Your goal: The records below are made of lines; count those holding the word "Josef" and give the number only.
— begin Provided information —
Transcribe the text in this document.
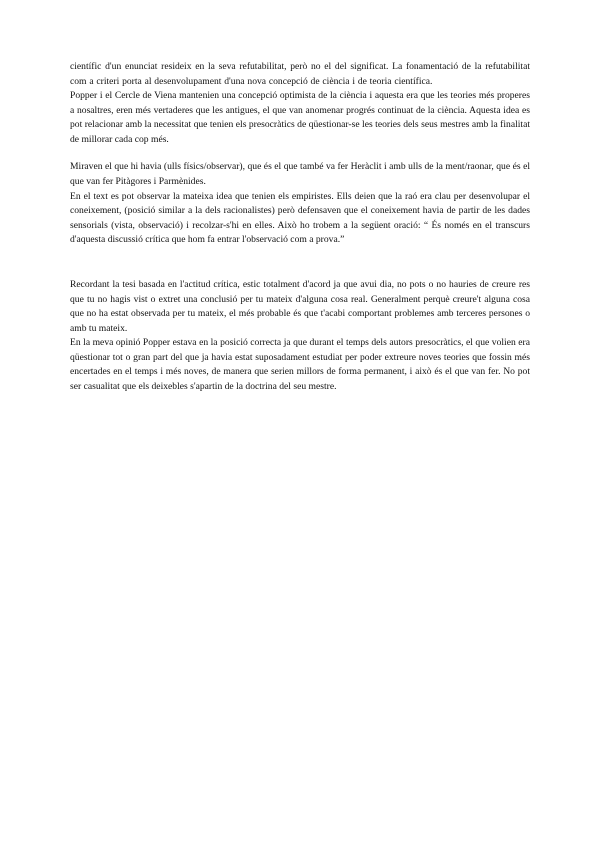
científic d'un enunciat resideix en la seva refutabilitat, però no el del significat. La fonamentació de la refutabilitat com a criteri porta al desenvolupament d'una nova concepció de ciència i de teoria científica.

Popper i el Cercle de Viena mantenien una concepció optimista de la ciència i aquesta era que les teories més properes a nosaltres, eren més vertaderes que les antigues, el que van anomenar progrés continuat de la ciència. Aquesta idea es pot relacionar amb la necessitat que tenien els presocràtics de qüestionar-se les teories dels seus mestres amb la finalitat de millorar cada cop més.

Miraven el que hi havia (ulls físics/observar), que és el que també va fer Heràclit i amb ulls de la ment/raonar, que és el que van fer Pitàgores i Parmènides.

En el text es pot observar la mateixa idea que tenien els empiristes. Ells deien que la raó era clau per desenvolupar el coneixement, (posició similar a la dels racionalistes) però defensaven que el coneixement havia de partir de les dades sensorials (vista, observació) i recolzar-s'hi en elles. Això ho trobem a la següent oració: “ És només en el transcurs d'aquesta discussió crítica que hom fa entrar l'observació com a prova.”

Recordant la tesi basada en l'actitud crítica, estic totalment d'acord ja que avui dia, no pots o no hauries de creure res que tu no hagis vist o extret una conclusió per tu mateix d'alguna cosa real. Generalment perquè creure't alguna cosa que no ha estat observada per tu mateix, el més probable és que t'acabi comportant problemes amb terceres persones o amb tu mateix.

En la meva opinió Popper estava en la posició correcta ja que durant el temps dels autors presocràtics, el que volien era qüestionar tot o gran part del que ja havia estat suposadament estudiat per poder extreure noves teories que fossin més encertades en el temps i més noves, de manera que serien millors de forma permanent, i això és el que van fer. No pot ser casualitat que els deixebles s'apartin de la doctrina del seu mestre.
— end Provided information —
— begin Provided information —
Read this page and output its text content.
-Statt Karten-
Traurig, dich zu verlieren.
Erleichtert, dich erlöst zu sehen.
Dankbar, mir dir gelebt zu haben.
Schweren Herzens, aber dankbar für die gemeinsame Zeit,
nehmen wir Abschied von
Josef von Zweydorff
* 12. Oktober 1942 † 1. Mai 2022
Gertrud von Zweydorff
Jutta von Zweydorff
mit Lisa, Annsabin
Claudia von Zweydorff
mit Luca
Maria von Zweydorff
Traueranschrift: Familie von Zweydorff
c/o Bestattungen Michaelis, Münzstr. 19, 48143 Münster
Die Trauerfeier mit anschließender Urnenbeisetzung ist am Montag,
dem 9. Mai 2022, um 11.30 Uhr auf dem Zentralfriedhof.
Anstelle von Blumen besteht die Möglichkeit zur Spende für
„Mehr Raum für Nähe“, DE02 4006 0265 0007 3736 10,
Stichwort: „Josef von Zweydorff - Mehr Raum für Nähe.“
— end Provided information —
— begin Provided information —
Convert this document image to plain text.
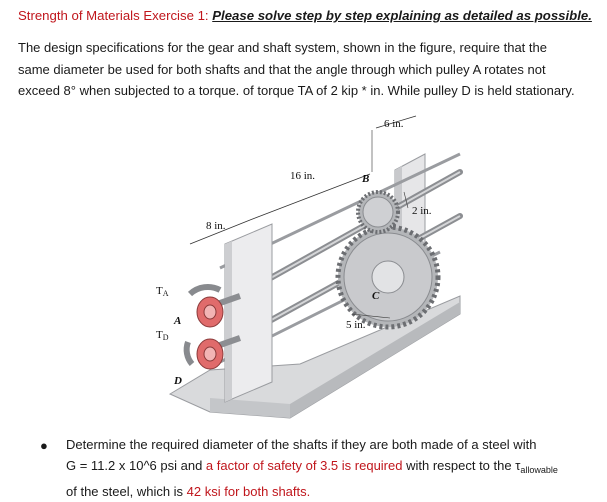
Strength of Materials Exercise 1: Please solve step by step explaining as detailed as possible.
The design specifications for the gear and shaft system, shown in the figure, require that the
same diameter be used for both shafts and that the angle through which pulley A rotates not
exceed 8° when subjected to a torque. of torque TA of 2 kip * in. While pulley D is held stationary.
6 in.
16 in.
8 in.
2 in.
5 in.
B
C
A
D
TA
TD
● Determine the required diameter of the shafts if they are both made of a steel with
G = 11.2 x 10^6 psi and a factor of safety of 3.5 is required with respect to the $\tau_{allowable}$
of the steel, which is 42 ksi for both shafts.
— end Provided information —
Solution: 2